## BEGIN Records to process

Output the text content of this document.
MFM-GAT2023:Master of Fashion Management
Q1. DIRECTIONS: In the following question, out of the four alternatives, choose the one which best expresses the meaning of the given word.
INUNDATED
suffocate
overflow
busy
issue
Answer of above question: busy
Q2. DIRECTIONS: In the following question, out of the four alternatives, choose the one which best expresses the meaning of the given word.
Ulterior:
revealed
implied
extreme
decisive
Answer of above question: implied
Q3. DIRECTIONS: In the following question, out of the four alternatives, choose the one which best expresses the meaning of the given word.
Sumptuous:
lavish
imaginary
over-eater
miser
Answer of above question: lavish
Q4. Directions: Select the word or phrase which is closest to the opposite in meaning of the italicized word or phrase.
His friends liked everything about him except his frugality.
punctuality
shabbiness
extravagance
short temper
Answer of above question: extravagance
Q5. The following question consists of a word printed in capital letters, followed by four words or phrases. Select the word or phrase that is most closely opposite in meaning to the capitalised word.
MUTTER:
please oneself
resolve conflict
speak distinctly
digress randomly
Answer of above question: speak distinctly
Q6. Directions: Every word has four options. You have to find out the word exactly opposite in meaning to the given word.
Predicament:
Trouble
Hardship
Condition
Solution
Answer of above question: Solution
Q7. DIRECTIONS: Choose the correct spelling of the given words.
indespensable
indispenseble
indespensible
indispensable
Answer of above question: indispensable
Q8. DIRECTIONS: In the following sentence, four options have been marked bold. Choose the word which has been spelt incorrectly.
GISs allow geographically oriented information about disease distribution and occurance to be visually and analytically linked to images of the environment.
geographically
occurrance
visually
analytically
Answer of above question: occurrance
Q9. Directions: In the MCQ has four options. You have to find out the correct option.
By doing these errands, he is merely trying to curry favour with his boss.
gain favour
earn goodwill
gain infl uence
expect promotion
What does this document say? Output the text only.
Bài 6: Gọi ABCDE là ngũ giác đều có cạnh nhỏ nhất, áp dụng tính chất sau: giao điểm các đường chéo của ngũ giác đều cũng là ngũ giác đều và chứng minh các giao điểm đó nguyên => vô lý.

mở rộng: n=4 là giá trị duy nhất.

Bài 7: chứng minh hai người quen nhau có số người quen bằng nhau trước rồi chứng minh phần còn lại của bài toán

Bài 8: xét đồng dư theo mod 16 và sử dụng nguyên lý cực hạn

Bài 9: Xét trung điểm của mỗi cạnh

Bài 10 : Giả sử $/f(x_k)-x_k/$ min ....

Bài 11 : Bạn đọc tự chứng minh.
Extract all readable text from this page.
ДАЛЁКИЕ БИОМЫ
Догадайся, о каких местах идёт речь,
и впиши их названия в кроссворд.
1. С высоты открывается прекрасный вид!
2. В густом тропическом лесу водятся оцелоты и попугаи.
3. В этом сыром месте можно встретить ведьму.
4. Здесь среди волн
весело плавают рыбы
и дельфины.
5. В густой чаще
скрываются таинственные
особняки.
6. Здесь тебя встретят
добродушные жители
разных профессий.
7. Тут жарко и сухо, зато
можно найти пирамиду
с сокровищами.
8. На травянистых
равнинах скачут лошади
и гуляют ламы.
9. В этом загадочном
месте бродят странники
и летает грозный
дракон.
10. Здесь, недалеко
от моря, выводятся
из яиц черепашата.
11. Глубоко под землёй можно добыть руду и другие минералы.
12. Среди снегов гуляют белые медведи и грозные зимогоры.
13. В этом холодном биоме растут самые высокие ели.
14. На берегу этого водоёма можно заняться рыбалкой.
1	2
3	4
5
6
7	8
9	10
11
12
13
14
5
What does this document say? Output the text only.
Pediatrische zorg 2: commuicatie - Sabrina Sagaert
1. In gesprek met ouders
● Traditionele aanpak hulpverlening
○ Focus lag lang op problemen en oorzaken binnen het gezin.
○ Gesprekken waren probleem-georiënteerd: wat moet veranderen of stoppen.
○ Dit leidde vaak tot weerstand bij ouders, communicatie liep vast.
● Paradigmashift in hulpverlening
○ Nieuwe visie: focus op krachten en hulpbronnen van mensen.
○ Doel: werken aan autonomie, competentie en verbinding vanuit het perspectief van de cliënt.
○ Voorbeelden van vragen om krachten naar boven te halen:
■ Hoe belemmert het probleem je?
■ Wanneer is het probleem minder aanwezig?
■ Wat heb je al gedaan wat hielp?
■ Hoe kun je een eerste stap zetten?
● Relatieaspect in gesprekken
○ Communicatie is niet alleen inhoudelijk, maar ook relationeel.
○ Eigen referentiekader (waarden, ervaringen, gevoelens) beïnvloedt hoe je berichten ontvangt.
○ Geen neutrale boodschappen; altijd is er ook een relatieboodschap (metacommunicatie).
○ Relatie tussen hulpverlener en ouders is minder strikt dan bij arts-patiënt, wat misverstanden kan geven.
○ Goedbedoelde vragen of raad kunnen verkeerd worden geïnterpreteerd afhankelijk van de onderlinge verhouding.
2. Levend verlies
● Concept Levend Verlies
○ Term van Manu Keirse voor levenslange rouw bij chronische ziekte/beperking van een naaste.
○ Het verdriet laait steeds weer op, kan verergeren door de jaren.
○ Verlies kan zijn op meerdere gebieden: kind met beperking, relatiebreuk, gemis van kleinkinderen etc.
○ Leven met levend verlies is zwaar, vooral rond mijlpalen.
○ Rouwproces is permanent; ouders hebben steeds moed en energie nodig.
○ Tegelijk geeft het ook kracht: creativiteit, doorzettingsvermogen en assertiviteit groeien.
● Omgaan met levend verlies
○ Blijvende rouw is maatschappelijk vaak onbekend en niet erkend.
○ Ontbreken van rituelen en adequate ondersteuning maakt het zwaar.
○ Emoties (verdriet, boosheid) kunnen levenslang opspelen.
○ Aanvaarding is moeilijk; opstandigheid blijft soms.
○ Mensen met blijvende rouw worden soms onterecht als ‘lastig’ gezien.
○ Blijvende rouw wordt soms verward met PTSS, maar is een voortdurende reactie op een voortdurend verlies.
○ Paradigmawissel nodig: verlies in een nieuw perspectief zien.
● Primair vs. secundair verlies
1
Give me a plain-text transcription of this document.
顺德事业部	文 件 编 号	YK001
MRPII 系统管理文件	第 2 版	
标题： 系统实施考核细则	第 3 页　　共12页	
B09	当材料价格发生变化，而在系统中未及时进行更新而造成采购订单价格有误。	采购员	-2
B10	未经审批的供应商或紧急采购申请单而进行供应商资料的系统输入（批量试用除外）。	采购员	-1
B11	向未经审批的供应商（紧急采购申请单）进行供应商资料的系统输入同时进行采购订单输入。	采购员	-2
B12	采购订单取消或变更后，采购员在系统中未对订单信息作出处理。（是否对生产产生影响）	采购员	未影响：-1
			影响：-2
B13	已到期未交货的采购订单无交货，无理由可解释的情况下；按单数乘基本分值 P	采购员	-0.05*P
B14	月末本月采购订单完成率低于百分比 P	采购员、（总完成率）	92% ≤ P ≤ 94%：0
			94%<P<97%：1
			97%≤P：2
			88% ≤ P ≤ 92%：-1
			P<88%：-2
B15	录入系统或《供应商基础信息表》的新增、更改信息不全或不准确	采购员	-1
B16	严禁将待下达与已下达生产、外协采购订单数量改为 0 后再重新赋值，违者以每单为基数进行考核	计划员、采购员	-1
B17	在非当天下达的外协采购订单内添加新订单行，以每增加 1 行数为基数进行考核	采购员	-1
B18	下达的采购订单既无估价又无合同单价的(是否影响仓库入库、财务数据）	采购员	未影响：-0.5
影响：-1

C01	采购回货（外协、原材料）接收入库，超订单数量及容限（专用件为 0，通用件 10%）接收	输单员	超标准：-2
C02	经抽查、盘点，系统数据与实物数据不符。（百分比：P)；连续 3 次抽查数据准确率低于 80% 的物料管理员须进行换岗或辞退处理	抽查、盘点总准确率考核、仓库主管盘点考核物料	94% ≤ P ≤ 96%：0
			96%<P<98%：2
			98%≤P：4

## END Records to process

● Problem to work on:
Gather each line holding the string "which".

● Solution for this task:
Q1. DIRECTIONS: In the following question, out of the four alternatives, choose the one which best expresses the meaning of the given word.
Q2. DIRECTIONS: In the following question, out of the four alternatives, choose the one which best expresses the meaning of the given word.
Q3. DIRECTIONS: In the following question, out of the four alternatives, choose the one which best expresses the meaning of the given word.
Q4. Directions: Select the word or phrase which is closest to the opposite in meaning of the italicized word or phrase.
Q8. DIRECTIONS: In the following sentence, four options have been marked bold. Choose the word which has been spelt incorrectly.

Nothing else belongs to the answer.